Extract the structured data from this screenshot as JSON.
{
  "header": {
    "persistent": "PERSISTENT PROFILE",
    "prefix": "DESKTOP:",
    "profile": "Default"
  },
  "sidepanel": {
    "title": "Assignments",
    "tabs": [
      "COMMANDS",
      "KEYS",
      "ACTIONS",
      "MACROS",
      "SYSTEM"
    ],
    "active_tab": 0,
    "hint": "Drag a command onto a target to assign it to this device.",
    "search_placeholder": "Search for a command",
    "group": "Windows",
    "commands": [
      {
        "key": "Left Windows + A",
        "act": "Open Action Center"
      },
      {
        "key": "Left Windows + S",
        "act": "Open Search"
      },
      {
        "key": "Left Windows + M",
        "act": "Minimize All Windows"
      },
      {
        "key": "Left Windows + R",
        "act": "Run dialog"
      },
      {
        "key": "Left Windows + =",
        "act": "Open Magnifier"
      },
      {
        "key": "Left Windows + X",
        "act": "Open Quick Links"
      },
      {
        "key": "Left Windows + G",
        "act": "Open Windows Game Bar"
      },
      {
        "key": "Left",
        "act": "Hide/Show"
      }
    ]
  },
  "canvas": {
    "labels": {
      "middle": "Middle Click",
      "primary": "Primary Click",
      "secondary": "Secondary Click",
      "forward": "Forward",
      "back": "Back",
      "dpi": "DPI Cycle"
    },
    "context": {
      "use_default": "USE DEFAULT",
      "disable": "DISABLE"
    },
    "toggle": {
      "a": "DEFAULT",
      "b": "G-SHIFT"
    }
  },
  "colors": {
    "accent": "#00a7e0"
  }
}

☆ ☆ ☆ ☆ ☆ ☆ ☆

Direction: Reply with one number only: the count of lines in the entries that contain "Open".

Result for this exercise: 5